**Exercise prompt:**
Set out every line bearing the string "that".

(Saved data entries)
★ ★ ★ ★

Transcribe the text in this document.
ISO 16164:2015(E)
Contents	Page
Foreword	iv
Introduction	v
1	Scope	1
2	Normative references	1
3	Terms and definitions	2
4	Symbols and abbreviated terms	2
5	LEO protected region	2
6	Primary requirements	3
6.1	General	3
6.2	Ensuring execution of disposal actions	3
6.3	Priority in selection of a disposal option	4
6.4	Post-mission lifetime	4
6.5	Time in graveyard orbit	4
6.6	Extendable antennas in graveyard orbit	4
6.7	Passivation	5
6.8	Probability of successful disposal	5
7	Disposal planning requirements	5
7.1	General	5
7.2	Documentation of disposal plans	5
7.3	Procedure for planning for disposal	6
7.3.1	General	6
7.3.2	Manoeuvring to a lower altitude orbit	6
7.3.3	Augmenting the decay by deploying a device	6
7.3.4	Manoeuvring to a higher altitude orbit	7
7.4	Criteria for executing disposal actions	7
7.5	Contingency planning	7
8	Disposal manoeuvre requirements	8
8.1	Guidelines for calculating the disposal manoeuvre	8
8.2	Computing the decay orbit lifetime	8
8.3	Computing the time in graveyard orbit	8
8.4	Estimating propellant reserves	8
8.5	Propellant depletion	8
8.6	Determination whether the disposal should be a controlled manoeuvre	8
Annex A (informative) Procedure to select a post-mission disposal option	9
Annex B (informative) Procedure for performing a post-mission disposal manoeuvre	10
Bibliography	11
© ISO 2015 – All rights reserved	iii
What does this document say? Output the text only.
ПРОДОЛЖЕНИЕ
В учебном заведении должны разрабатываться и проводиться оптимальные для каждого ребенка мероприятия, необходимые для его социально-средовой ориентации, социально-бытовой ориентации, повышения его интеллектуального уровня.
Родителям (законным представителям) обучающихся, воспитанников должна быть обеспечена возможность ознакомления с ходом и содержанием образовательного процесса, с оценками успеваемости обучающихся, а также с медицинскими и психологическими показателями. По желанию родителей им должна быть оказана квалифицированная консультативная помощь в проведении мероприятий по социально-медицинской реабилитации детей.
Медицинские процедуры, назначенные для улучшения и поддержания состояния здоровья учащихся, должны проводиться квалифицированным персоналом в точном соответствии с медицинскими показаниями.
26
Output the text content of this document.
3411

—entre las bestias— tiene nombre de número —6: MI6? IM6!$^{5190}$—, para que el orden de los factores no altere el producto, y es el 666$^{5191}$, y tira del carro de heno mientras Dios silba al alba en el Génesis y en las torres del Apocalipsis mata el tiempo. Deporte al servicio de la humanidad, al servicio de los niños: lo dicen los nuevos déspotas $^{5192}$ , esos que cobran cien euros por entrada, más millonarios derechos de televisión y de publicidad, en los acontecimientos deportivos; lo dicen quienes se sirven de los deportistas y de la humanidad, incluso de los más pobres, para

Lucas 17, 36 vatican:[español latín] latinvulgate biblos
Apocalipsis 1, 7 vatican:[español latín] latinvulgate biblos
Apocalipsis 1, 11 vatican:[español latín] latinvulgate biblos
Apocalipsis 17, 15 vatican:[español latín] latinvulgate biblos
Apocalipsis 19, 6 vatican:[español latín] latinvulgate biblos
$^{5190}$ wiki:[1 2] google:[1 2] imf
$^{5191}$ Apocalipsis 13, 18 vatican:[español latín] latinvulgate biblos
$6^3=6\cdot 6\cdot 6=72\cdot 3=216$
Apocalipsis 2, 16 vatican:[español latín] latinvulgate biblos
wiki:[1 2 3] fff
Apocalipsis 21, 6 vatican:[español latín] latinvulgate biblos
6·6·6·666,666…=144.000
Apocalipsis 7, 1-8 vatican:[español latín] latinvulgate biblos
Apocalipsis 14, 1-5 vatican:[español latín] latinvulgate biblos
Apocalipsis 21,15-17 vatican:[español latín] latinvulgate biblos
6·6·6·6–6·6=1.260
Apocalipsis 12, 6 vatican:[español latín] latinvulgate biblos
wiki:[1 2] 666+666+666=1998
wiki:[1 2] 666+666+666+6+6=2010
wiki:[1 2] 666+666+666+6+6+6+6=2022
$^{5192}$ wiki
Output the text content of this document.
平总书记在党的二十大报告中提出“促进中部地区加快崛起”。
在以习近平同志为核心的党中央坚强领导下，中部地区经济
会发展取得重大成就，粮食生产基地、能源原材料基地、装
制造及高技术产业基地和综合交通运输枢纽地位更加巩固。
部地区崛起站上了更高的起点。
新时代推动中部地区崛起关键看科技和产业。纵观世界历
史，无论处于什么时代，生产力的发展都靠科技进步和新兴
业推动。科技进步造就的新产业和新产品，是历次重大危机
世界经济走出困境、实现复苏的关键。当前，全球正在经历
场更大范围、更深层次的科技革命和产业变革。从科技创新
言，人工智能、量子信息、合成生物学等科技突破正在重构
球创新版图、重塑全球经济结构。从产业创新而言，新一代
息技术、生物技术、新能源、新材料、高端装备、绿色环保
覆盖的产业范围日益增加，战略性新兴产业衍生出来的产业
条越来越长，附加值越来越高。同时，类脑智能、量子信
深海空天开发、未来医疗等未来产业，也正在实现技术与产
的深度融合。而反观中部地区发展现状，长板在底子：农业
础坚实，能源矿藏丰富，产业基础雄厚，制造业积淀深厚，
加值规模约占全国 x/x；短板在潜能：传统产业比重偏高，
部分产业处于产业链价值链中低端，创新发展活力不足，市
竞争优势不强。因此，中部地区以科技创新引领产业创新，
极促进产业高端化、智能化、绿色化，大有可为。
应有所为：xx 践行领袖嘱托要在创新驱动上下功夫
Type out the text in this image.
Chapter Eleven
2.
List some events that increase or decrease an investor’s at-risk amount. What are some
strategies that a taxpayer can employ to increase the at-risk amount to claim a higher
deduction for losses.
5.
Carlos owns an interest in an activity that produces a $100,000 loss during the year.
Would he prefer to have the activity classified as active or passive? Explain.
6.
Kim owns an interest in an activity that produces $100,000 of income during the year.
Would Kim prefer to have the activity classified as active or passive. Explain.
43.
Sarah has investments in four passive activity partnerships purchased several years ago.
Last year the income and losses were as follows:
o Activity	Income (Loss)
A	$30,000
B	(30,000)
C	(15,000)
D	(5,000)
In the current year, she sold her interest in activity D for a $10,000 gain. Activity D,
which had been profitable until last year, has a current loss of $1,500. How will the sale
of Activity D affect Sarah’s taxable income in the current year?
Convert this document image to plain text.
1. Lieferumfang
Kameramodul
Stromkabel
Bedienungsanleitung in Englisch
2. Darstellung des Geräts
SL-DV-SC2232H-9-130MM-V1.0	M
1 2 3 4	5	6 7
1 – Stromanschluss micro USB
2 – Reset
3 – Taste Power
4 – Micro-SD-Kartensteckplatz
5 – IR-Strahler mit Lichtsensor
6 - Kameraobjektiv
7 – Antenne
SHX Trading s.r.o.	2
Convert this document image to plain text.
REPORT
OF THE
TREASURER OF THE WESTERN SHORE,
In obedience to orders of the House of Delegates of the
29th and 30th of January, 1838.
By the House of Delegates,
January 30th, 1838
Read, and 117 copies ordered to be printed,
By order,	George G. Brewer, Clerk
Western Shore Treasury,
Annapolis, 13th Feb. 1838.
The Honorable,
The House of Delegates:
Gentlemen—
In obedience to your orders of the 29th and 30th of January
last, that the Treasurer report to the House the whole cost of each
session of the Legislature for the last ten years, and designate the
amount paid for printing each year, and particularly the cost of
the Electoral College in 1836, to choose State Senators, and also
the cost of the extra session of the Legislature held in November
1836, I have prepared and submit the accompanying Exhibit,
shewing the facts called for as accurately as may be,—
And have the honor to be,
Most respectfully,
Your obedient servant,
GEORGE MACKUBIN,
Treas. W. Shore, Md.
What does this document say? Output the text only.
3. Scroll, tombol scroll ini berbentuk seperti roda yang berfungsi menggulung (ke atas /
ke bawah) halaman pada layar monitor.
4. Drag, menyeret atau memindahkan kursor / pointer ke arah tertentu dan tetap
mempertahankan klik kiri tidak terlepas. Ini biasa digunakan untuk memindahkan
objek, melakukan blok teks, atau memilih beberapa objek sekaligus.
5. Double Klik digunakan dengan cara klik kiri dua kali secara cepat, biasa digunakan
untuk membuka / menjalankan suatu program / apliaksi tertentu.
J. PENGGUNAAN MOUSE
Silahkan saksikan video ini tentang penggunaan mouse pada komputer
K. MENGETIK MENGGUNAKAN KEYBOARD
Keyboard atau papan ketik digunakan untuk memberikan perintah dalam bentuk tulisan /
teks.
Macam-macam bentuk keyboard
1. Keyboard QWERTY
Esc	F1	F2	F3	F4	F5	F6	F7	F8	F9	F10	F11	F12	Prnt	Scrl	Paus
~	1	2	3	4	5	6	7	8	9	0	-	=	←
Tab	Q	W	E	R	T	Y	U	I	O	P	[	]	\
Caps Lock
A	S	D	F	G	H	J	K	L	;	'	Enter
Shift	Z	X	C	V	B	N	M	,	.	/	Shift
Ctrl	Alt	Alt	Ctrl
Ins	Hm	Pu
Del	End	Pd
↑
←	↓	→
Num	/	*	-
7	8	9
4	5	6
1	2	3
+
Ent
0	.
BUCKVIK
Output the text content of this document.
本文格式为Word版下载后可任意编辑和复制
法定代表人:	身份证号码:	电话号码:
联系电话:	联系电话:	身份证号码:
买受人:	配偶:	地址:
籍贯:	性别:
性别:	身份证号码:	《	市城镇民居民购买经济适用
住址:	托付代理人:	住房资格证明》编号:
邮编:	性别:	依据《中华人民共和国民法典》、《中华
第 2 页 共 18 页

★ ★ ★ ★

**Expected answer:**
List some events that increase or decrease an investor’s at-risk amount. What are some
strategies that a taxpayer can employ to increase the at-risk amount to claim a higher
Carlos owns an interest in an activity that produces a $100,000 loss during the year.
Kim owns an interest in an activity that produces $100,000 of income during the year.
last, that the Treasurer report to the House the whole cost of each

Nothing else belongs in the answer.